Records shown:
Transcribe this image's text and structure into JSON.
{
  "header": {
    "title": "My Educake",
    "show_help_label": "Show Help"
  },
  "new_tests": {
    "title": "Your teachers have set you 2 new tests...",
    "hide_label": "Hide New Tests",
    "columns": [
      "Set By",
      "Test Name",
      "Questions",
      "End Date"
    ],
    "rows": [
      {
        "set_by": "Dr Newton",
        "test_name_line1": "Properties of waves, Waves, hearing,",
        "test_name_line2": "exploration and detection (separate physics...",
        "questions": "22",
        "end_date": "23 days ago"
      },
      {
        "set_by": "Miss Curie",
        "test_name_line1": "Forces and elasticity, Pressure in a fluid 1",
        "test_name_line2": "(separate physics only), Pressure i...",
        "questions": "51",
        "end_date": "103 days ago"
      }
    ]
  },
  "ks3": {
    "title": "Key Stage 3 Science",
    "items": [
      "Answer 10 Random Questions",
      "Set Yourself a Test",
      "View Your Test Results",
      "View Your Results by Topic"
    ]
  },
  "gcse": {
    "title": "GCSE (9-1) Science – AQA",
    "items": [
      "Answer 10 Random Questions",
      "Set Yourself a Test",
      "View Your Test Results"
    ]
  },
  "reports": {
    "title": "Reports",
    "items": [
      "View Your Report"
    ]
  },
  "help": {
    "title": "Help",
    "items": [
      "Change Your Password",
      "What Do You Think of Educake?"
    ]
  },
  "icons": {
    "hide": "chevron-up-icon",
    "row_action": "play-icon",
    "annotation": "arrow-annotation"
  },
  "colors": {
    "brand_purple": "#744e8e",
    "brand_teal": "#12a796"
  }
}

Directive: Make a verbatim copy of every entry shown above.

Output of the exercise:
Transcribe this image's text and structure into JSON.
{
  "header": {
    "title": "My Educake",
    "show_help_label": "Show Help"
  },
  "new_tests": {
    "title": "Your teachers have set you 2 new tests...",
    "hide_label": "Hide New Tests",
    "columns": [
      "Set By",
      "Test Name",
      "Questions",
      "End Date"
    ],
    "rows": [
      {
        "set_by": "Dr Newton",
        "test_name_line1": "Properties of waves, Waves, hearing,",
        "test_name_line2": "exploration and detection (separate physics...",
        "questions": "22",
        "end_date": "23 days ago"
      },
      {
        "set_by": "Miss Curie",
        "test_name_line1": "Forces and elasticity, Pressure in a fluid 1",
        "test_name_line2": "(separate physics only), Pressure i...",
        "questions": "51",
        "end_date": "103 days ago"
      }
    ]
  },
  "ks3": {
    "title": "Key Stage 3 Science",
    "items": [
      "Answer 10 Random Questions",
      "Set Yourself a Test",
      "View Your Test Results",
      "View Your Results by Topic"
    ]
  },
  "gcse": {
    "title": "GCSE (9-1) Science – AQA",
    "items": [
      "Answer 10 Random Questions",
      "Set Yourself a Test",
      "View Your Test Results"
    ]
  },
  "reports": {
    "title": "Reports",
    "items": [
      "View Your Report"
    ]
  },
  "help": {
    "title": "Help",
    "items": [
      "Change Your Password",
      "What Do You Think of Educake?"
    ]
  },
  "icons": {
    "hide": "chevron-up-icon",
    "row_action": "play-icon",
    "annotation": "arrow-annotation"
  },
  "colors": {
    "brand_purple": "#744e8e",
    "brand_teal": "#12a796"
  }
}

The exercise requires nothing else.